## begin Given data

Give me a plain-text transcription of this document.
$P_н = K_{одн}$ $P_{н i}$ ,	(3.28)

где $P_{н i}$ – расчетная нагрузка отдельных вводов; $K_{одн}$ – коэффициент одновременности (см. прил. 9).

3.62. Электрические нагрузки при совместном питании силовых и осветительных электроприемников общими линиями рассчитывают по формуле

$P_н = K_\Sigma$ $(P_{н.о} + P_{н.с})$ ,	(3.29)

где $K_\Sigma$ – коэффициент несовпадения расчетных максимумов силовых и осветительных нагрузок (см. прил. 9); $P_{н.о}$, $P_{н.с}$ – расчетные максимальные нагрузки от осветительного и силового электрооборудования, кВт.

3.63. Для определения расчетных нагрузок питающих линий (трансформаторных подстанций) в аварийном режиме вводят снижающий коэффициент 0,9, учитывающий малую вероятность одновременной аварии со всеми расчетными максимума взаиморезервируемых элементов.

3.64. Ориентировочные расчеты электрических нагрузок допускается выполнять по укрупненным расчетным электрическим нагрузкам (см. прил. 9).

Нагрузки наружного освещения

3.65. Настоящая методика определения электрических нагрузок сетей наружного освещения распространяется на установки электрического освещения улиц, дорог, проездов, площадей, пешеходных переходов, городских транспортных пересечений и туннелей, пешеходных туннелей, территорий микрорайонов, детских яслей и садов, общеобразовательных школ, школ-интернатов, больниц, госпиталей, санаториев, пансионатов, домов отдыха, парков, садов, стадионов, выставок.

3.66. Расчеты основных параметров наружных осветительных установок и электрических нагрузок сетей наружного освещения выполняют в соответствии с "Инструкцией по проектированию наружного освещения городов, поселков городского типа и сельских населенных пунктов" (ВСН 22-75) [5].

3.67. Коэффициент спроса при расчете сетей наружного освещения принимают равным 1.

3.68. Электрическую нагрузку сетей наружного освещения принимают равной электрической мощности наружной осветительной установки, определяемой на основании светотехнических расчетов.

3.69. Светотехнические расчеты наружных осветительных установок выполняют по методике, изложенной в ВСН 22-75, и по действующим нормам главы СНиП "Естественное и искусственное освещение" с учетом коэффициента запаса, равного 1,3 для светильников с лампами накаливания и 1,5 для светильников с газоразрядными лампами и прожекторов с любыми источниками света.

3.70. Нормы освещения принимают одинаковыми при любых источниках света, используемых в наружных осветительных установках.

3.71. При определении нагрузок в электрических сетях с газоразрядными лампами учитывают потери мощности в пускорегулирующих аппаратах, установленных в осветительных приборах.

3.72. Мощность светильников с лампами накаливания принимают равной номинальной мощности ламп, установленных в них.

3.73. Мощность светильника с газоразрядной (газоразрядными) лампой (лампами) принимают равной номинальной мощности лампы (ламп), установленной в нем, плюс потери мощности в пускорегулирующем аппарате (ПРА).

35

## end Given data

**Written request:**
Find every line in the records that has the string "света", then state how many there are and nothing else.

**Expected answer:**
2